Dataset records:
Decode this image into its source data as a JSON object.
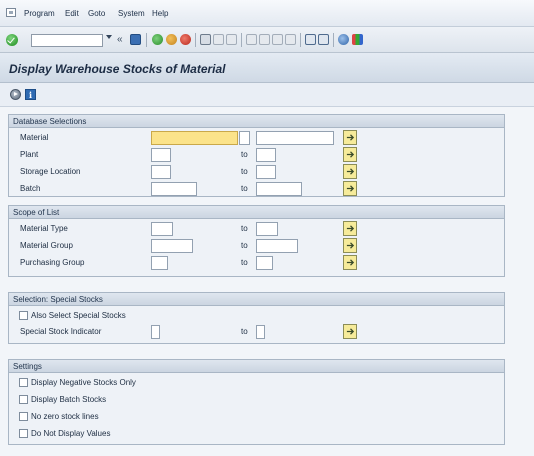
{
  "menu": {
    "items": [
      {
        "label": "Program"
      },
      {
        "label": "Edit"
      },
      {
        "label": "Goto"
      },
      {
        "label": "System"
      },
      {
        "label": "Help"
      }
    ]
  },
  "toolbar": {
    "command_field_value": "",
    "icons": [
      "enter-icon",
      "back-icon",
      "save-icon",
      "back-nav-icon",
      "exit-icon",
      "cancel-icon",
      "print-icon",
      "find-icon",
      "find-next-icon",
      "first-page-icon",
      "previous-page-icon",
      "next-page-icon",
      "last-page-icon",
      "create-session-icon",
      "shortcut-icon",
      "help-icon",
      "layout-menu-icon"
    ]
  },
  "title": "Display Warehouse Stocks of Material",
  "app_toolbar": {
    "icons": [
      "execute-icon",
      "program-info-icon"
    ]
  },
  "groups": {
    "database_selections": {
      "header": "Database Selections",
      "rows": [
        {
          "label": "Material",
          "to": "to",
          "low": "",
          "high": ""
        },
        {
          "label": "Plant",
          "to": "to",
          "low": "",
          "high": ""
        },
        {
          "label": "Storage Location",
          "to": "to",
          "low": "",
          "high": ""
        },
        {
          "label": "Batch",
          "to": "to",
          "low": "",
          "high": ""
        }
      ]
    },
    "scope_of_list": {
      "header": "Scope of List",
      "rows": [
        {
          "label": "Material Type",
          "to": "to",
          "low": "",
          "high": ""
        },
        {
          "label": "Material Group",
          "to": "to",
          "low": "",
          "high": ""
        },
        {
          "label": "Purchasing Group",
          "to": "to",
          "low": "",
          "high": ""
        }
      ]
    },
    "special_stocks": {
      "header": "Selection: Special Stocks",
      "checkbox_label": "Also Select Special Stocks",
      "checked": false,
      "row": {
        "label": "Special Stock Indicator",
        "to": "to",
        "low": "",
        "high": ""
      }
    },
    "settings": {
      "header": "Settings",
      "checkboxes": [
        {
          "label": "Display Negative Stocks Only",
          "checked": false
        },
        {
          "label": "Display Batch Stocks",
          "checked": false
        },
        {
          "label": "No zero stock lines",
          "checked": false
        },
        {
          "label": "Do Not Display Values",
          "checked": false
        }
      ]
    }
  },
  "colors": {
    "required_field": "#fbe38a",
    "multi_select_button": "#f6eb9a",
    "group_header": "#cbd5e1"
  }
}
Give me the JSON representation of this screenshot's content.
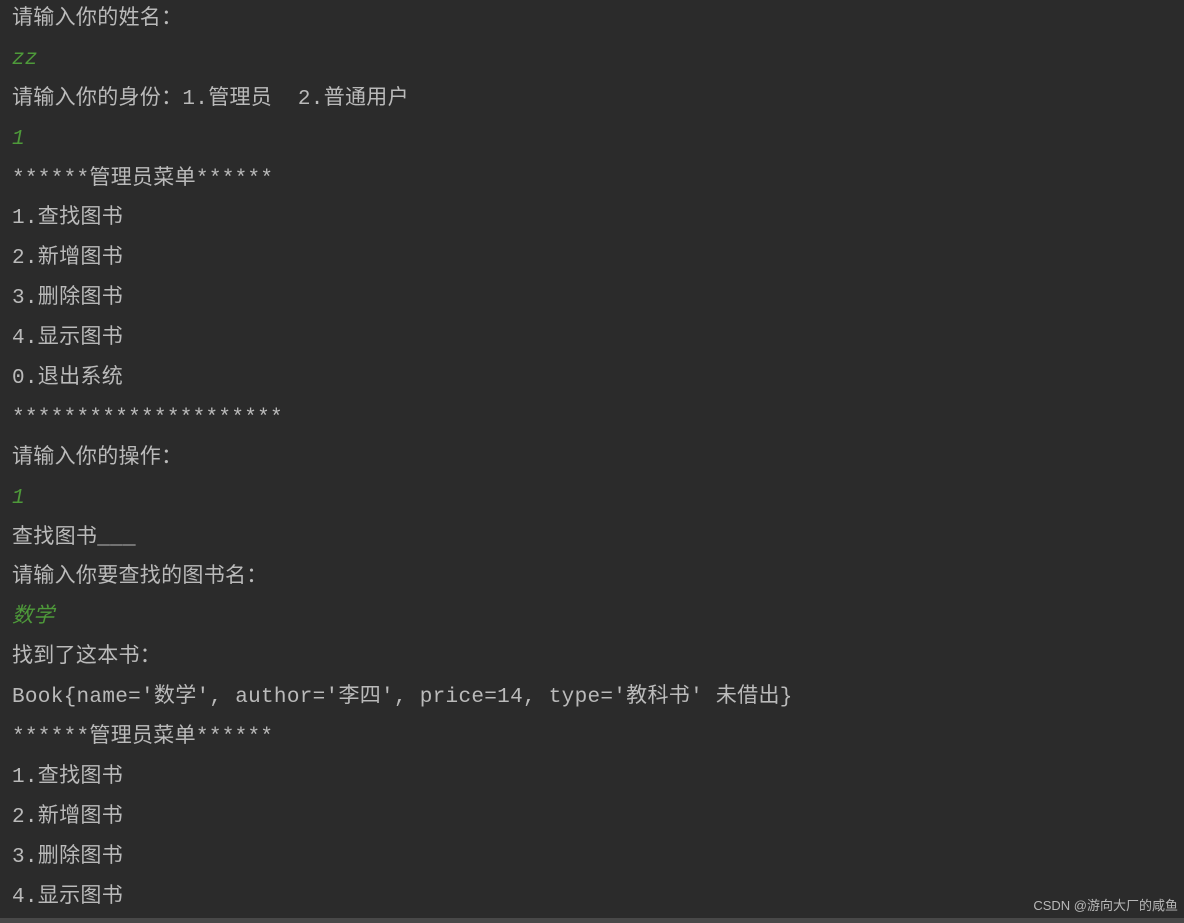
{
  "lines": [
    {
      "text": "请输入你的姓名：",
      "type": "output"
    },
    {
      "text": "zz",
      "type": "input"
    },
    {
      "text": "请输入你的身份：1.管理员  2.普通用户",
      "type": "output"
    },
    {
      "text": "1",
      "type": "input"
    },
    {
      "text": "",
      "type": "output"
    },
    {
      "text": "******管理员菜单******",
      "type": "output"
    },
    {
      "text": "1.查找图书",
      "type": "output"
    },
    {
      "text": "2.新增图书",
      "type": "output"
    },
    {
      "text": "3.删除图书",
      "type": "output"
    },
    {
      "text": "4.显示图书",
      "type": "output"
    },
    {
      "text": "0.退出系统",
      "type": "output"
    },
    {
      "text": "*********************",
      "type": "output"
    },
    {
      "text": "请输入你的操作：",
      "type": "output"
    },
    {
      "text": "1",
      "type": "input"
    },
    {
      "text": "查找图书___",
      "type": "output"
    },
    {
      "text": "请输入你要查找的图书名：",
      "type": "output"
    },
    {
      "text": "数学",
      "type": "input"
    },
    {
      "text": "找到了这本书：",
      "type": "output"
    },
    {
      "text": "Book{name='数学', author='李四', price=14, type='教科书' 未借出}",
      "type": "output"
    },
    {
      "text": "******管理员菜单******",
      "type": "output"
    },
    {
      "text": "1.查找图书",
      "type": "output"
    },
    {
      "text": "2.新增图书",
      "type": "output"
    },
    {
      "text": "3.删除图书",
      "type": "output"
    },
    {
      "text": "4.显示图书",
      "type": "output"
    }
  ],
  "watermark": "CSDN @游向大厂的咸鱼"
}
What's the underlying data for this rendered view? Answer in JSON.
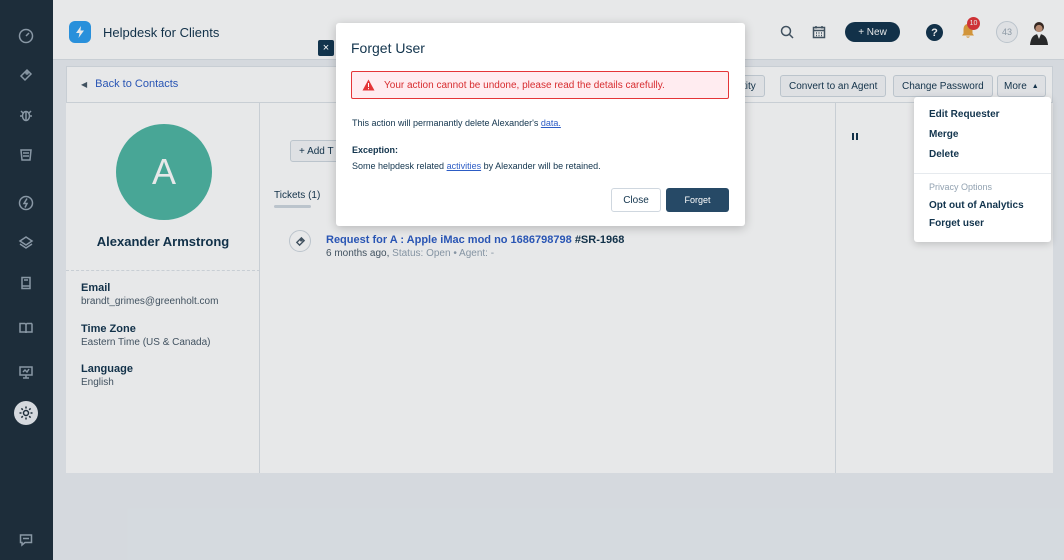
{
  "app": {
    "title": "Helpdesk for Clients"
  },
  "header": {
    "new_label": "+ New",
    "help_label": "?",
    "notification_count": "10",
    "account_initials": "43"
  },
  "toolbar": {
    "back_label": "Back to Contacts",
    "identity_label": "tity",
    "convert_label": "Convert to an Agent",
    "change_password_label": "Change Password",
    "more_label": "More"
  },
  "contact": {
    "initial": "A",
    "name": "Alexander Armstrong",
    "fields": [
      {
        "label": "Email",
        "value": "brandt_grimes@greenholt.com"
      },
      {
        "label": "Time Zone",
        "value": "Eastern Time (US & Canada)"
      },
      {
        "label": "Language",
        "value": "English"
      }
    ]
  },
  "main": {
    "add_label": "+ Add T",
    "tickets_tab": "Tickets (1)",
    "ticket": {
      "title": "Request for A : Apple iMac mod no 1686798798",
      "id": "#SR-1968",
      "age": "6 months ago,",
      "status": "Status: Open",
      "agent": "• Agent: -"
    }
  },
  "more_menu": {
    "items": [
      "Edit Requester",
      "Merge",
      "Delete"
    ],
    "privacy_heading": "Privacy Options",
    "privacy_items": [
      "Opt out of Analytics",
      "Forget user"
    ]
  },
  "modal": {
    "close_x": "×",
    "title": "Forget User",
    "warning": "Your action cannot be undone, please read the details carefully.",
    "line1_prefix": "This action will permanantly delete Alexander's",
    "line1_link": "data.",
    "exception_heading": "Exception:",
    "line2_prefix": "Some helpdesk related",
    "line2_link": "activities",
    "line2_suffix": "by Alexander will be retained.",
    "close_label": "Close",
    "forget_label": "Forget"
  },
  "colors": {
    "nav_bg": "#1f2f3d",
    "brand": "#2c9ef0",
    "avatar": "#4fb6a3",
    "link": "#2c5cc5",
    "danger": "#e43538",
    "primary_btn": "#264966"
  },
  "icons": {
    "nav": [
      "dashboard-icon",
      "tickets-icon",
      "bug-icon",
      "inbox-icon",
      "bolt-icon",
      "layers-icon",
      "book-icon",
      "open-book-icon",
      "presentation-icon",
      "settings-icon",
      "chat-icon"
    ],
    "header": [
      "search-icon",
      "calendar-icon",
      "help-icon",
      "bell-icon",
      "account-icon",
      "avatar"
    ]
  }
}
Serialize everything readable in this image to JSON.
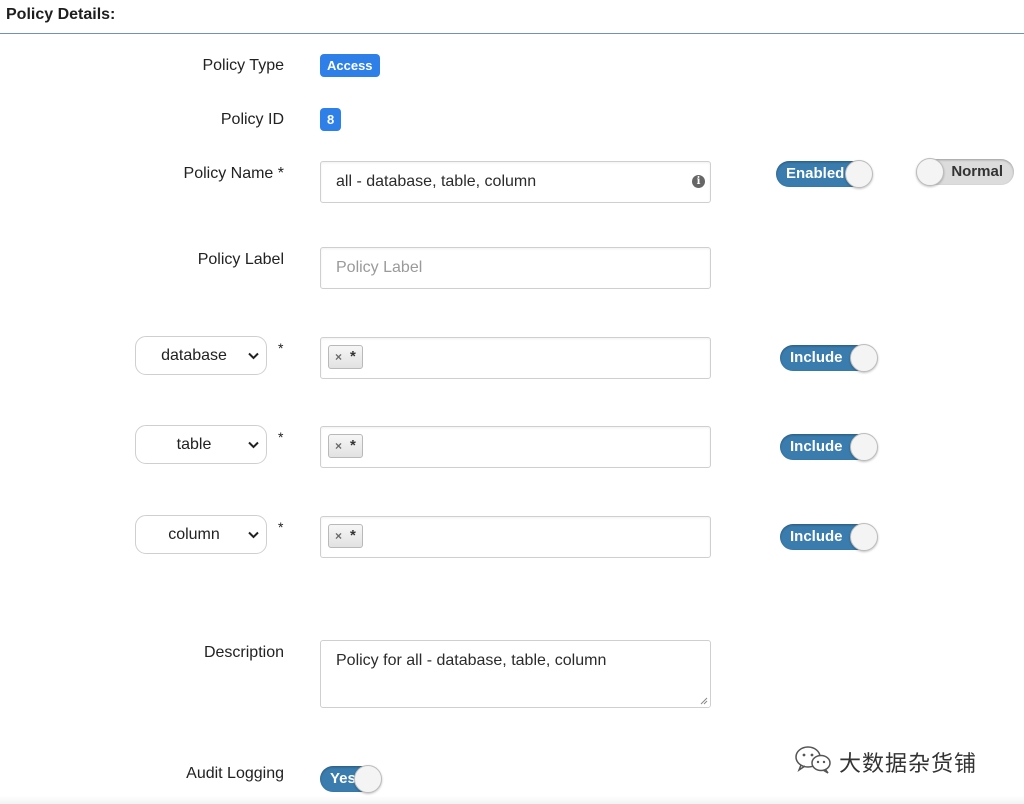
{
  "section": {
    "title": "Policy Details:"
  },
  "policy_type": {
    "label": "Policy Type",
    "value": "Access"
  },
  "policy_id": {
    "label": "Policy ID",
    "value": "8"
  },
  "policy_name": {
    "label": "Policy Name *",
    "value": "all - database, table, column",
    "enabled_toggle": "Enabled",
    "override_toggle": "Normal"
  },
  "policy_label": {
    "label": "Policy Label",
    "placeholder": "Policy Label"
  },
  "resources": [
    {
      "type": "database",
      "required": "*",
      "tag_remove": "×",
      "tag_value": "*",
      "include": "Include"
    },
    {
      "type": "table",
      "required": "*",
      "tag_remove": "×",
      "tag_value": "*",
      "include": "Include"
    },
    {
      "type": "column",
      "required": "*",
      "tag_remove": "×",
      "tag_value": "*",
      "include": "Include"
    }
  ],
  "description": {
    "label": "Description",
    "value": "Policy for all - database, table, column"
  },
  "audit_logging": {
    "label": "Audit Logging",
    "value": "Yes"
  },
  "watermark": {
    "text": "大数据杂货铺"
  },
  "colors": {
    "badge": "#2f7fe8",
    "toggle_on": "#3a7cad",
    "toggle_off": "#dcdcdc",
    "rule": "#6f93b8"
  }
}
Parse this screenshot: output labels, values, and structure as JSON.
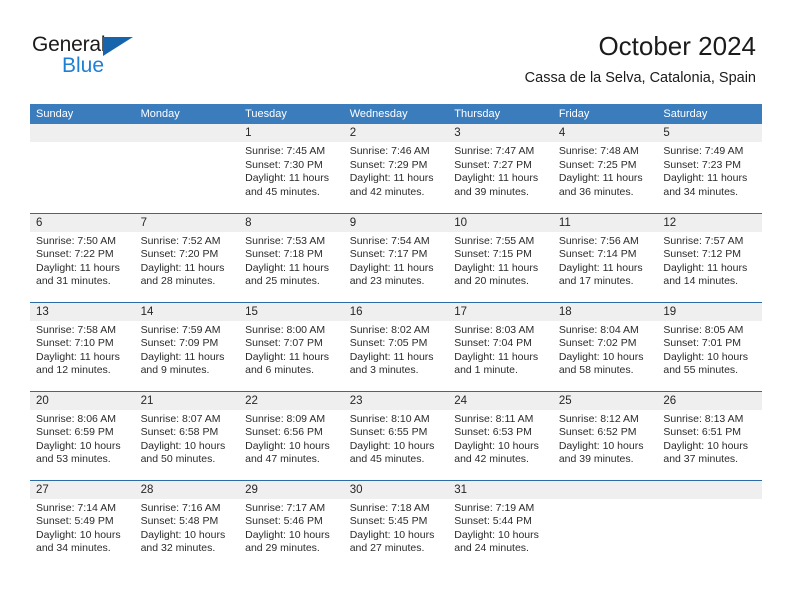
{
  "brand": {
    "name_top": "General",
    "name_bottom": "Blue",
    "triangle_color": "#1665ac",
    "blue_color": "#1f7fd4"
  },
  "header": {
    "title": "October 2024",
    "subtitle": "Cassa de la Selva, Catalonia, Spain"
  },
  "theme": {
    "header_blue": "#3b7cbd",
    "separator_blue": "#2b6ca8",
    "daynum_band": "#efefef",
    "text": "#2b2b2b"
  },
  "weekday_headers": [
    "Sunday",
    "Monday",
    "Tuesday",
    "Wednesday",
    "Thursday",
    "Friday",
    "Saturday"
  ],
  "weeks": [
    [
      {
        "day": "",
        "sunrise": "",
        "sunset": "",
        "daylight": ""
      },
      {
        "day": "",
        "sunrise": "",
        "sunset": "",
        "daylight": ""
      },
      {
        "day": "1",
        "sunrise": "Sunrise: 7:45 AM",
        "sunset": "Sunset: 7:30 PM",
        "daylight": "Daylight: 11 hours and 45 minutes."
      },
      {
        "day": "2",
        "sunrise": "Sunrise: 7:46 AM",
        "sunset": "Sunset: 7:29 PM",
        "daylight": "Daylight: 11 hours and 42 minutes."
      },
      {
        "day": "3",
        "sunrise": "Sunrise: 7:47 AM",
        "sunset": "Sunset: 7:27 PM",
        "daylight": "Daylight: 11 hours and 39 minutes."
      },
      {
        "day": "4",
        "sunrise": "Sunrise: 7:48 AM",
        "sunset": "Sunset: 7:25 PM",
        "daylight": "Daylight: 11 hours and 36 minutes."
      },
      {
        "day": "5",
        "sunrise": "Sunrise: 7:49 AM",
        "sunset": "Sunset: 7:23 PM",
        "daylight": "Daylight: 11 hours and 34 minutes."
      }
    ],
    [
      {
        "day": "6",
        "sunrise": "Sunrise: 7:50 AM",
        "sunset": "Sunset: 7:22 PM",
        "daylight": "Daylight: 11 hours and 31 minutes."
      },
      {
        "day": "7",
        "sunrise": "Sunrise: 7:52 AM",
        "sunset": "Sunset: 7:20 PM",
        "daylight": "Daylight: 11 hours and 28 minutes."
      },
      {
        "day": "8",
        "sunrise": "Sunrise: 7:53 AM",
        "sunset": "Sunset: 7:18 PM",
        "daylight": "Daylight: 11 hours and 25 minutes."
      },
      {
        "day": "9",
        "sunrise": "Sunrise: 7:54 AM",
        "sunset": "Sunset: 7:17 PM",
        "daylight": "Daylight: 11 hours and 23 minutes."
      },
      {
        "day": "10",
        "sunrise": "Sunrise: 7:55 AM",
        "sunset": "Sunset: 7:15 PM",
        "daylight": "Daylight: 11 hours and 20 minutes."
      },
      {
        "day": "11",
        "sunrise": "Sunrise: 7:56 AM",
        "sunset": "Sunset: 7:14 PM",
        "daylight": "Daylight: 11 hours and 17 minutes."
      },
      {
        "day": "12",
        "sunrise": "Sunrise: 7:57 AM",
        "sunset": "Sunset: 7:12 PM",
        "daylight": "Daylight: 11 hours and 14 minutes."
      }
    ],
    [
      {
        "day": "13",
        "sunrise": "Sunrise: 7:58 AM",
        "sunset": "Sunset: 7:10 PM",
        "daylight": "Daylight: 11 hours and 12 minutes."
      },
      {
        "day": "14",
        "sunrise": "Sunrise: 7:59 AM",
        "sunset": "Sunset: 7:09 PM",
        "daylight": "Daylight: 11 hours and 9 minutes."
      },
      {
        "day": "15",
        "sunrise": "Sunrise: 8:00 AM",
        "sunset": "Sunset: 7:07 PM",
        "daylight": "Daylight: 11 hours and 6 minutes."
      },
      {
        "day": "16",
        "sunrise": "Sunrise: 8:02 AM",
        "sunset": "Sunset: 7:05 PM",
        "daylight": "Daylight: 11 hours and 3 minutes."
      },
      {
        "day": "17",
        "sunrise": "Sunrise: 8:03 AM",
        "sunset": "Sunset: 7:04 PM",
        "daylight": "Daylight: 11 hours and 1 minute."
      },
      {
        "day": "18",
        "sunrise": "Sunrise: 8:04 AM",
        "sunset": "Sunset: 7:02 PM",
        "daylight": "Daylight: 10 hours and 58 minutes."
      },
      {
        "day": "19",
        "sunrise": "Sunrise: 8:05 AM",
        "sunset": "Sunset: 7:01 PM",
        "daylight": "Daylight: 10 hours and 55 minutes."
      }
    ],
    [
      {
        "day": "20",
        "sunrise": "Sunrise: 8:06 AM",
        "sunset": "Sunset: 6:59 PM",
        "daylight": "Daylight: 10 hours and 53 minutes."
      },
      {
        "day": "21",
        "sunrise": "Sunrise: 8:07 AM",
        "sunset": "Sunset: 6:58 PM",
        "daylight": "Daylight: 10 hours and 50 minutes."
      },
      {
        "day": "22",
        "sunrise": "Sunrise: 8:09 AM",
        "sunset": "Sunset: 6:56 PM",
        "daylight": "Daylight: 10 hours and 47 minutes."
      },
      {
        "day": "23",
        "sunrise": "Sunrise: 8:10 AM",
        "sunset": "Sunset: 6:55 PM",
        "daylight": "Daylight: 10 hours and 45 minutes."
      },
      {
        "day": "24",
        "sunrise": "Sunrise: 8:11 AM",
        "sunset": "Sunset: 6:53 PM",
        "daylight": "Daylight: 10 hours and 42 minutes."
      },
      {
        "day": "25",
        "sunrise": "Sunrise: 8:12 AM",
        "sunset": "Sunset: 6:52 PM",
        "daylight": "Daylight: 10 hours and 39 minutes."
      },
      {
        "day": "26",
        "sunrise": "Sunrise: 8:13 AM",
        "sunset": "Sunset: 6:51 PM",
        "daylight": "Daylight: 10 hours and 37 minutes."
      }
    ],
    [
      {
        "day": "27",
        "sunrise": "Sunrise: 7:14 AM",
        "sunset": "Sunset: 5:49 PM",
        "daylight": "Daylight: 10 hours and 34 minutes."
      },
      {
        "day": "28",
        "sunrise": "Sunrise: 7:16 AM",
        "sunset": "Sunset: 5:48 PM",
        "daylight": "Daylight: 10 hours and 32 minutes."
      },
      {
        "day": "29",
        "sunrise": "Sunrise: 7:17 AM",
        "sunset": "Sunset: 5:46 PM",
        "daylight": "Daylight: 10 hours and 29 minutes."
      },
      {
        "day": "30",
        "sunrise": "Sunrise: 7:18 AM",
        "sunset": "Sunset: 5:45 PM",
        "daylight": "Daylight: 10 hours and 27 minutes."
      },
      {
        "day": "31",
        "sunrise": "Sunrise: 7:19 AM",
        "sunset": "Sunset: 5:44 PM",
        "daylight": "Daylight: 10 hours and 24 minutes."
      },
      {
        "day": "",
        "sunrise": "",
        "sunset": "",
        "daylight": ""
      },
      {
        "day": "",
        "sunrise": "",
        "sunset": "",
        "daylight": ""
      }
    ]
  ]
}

Task prompt:
From the records above, pull out every line containing the word "column".

The solution:
    "value": "all - database, table, column",
      "type": "column",
    "value": "Policy for all - database, table, column"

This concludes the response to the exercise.